Exercise objective
The entries below should be given again exactly, minus their pictures.

Given records
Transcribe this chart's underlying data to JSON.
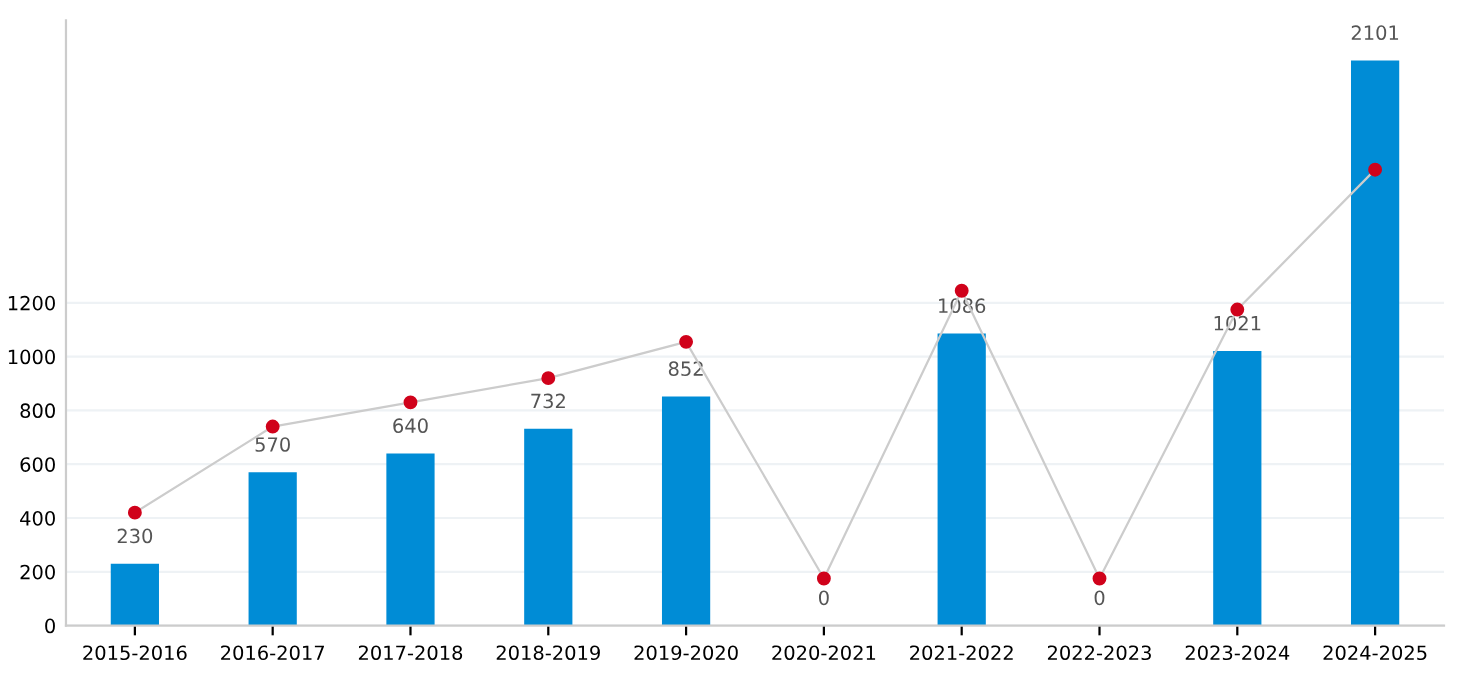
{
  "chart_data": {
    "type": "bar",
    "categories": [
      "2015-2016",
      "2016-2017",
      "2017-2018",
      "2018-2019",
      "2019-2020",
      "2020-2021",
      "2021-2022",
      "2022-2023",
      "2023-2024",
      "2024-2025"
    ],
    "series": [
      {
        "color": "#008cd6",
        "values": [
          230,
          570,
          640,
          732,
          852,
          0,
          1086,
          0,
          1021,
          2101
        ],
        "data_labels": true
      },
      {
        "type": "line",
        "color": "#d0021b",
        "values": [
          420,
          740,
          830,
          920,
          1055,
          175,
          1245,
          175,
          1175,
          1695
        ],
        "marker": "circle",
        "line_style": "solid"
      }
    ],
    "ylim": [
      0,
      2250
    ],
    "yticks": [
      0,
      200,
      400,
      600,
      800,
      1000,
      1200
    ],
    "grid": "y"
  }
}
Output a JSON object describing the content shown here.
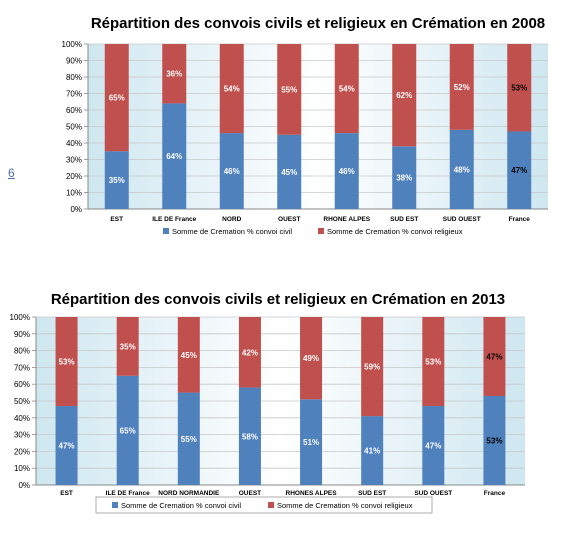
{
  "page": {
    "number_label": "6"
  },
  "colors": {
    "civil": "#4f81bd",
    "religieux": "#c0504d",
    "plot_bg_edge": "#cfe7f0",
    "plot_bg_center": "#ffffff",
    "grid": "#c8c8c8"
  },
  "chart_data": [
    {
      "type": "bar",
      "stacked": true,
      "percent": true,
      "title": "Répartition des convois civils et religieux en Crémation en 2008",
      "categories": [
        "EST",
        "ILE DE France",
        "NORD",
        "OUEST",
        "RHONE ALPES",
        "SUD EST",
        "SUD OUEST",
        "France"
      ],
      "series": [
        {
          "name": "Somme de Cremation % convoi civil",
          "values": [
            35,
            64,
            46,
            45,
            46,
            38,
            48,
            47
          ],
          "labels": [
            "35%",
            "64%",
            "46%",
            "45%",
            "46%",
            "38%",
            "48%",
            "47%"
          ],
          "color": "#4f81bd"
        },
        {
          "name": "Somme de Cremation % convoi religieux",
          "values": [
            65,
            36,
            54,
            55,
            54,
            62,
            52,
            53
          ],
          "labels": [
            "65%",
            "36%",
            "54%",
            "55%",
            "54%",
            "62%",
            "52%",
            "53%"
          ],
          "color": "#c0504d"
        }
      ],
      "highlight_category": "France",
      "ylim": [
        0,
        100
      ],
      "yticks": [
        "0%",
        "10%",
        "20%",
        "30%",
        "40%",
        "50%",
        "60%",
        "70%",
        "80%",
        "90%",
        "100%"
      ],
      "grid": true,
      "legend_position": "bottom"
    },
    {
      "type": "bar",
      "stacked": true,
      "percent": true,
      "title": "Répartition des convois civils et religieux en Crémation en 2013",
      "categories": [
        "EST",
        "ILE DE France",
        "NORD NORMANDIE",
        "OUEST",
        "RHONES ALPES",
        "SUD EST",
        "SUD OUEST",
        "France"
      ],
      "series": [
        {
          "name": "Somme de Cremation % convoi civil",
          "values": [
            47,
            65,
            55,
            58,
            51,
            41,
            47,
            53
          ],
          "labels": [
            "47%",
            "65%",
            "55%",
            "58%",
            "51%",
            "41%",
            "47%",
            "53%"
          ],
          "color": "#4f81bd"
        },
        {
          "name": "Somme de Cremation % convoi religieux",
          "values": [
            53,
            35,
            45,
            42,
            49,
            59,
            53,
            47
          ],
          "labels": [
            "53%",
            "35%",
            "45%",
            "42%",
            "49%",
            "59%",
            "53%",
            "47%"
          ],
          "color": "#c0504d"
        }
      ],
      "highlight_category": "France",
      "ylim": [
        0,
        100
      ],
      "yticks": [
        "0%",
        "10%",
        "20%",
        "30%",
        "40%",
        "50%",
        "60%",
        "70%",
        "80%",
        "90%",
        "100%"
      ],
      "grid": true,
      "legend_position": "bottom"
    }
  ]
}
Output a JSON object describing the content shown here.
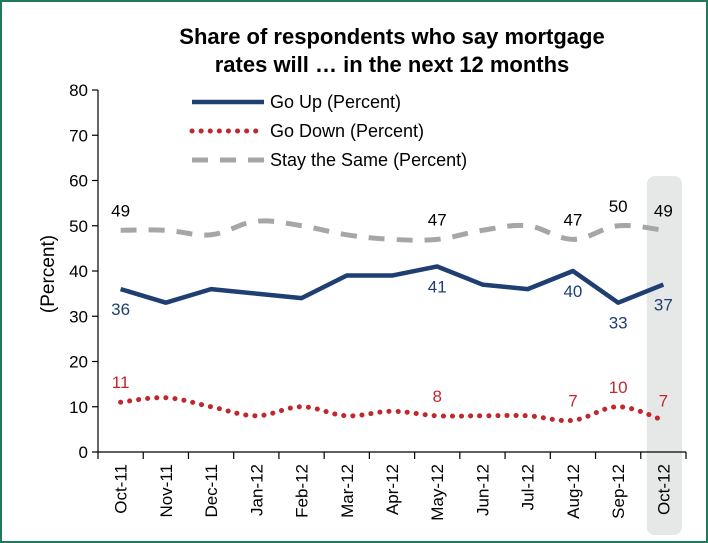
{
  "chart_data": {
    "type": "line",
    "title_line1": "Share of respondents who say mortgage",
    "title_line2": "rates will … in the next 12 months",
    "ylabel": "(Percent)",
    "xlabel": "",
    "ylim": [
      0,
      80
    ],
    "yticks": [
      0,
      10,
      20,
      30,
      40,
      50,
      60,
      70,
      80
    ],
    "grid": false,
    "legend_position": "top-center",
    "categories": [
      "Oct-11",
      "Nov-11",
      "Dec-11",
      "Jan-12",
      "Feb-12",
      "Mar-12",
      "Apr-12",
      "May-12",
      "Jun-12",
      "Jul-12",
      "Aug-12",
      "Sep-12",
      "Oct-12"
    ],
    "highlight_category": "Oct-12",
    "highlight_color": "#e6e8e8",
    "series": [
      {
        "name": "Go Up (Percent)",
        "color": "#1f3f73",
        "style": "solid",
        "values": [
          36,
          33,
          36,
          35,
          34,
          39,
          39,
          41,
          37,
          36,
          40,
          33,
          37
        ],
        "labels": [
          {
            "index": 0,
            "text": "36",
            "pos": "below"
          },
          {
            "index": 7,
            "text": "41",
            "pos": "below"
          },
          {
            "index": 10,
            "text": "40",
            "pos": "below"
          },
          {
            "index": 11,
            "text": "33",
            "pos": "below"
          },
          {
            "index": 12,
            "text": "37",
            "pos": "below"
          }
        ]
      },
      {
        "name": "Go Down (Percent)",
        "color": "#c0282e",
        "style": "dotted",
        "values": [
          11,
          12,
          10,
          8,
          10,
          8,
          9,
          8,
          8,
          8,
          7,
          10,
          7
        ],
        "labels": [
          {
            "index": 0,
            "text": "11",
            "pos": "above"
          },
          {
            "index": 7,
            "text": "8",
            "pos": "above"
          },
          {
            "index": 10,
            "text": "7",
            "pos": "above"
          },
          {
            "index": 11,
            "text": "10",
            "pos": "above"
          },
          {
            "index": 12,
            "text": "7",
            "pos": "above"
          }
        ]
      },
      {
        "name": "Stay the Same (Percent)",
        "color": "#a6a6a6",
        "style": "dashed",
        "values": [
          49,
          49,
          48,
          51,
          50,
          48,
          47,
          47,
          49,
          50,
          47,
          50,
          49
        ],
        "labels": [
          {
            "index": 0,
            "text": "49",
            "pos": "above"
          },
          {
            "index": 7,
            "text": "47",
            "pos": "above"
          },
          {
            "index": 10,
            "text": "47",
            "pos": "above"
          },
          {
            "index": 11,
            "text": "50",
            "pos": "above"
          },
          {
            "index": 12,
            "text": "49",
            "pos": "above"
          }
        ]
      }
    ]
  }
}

Task response
Transcribe this chart's underlying data to JSON.
{
  "chart_data": {
    "type": "bar",
    "categories": [
      "2015-2016",
      "2016-2017",
      "2017-2018",
      "2018-2019",
      "2019-2020",
      "2020-2021",
      "2021-2022",
      "2022-2023",
      "2023-2024",
      "2024-2025"
    ],
    "series": [
      {
        "color": "#008cd6",
        "values": [
          230,
          570,
          640,
          732,
          852,
          0,
          1086,
          0,
          1021,
          2101
        ],
        "data_labels": true
      },
      {
        "type": "line",
        "color": "#d0021b",
        "values": [
          420,
          740,
          830,
          920,
          1055,
          175,
          1245,
          175,
          1175,
          1695
        ],
        "marker": "circle",
        "line_style": "solid"
      }
    ],
    "ylim": [
      0,
      2250
    ],
    "yticks": [
      0,
      200,
      400,
      600,
      800,
      1000,
      1200
    ],
    "grid": "y"
  }
}
Output a JSON object describing the content shown here.
{
  "page": {
    "number_label": "6"
  },
  "colors": {
    "civil": "#4f81bd",
    "religieux": "#c0504d",
    "plot_bg_edge": "#cfe7f0",
    "plot_bg_center": "#ffffff",
    "grid": "#c8c8c8"
  },
  "chart_data": [
    {
      "type": "bar",
      "stacked": true,
      "percent": true,
      "title": "Répartition des convois civils et religieux en Crémation en 2008",
      "categories": [
        "EST",
        "ILE DE France",
        "NORD",
        "OUEST",
        "RHONE ALPES",
        "SUD EST",
        "SUD OUEST",
        "France"
      ],
      "series": [
        {
          "name": "Somme de Cremation % convoi civil",
          "values": [
            35,
            64,
            46,
            45,
            46,
            38,
            48,
            47
          ],
          "labels": [
            "35%",
            "64%",
            "46%",
            "45%",
            "46%",
            "38%",
            "48%",
            "47%"
          ],
          "color": "#4f81bd"
        },
        {
          "name": "Somme de Cremation % convoi religieux",
          "values": [
            65,
            36,
            54,
            55,
            54,
            62,
            52,
            53
          ],
          "labels": [
            "65%",
            "36%",
            "54%",
            "55%",
            "54%",
            "62%",
            "52%",
            "53%"
          ],
          "color": "#c0504d"
        }
      ],
      "highlight_category": "France",
      "ylim": [
        0,
        100
      ],
      "yticks": [
        "0%",
        "10%",
        "20%",
        "30%",
        "40%",
        "50%",
        "60%",
        "70%",
        "80%",
        "90%",
        "100%"
      ],
      "grid": true,
      "legend_position": "bottom"
    },
    {
      "type": "bar",
      "stacked": true,
      "percent": true,
      "title": "Répartition des convois civils et religieux en Crémation en 2013",
      "categories": [
        "EST",
        "ILE DE France",
        "NORD NORMANDIE",
        "OUEST",
        "RHONES ALPES",
        "SUD EST",
        "SUD OUEST",
        "France"
      ],
      "series": [
        {
          "name": "Somme de Cremation % convoi civil",
          "values": [
            47,
            65,
            55,
            58,
            51,
            41,
            47,
            53
          ],
          "labels": [
            "47%",
            "65%",
            "55%",
            "58%",
            "51%",
            "41%",
            "47%",
            "53%"
          ],
          "color": "#4f81bd"
        },
        {
          "name": "Somme de Cremation % convoi religieux",
          "values": [
            53,
            35,
            45,
            42,
            49,
            59,
            53,
            47
          ],
          "labels": [
            "53%",
            "35%",
            "45%",
            "42%",
            "49%",
            "59%",
            "53%",
            "47%"
          ],
          "color": "#c0504d"
        }
      ],
      "highlight_category": "France",
      "ylim": [
        0,
        100
      ],
      "yticks": [
        "0%",
        "10%",
        "20%",
        "30%",
        "40%",
        "50%",
        "60%",
        "70%",
        "80%",
        "90%",
        "100%"
      ],
      "grid": true,
      "legend_position": "bottom"
    }
  ]
}
Output a JSON object describing the content shown here.
{
  "chart_data": {
    "type": "line",
    "title_line1": "Share of respondents who say mortgage",
    "title_line2": "rates will … in the next 12 months",
    "ylabel": "(Percent)",
    "xlabel": "",
    "ylim": [
      0,
      80
    ],
    "yticks": [
      0,
      10,
      20,
      30,
      40,
      50,
      60,
      70,
      80
    ],
    "grid": false,
    "legend_position": "top-center",
    "categories": [
      "Oct-11",
      "Nov-11",
      "Dec-11",
      "Jan-12",
      "Feb-12",
      "Mar-12",
      "Apr-12",
      "May-12",
      "Jun-12",
      "Jul-12",
      "Aug-12",
      "Sep-12",
      "Oct-12"
    ],
    "highlight_category": "Oct-12",
    "highlight_color": "#e6e8e8",
    "series": [
      {
        "name": "Go Up (Percent)",
        "color": "#1f3f73",
        "style": "solid",
        "values": [
          36,
          33,
          36,
          35,
          34,
          39,
          39,
          41,
          37,
          36,
          40,
          33,
          37
        ],
        "labels": [
          {
            "index": 0,
            "text": "36",
            "pos": "below"
          },
          {
            "index": 7,
            "text": "41",
            "pos": "below"
          },
          {
            "index": 10,
            "text": "40",
            "pos": "below"
          },
          {
            "index": 11,
            "text": "33",
            "pos": "below"
          },
          {
            "index": 12,
            "text": "37",
            "pos": "below"
          }
        ]
      },
      {
        "name": "Go Down (Percent)",
        "color": "#c0282e",
        "style": "dotted",
        "values": [
          11,
          12,
          10,
          8,
          10,
          8,
          9,
          8,
          8,
          8,
          7,
          10,
          7
        ],
        "labels": [
          {
            "index": 0,
            "text": "11",
            "pos": "above"
          },
          {
            "index": 7,
            "text": "8",
            "pos": "above"
          },
          {
            "index": 10,
            "text": "7",
            "pos": "above"
          },
          {
            "index": 11,
            "text": "10",
            "pos": "above"
          },
          {
            "index": 12,
            "text": "7",
            "pos": "above"
          }
        ]
      },
      {
        "name": "Stay the Same (Percent)",
        "color": "#a6a6a6",
        "style": "dashed",
        "values": [
          49,
          49,
          48,
          51,
          50,
          48,
          47,
          47,
          49,
          50,
          47,
          50,
          49
        ],
        "labels": [
          {
            "index": 0,
            "text": "49",
            "pos": "above"
          },
          {
            "index": 7,
            "text": "47",
            "pos": "above"
          },
          {
            "index": 10,
            "text": "47",
            "pos": "above"
          },
          {
            "index": 11,
            "text": "50",
            "pos": "above"
          },
          {
            "index": 12,
            "text": "49",
            "pos": "above"
          }
        ]
      }
    ]
  }
}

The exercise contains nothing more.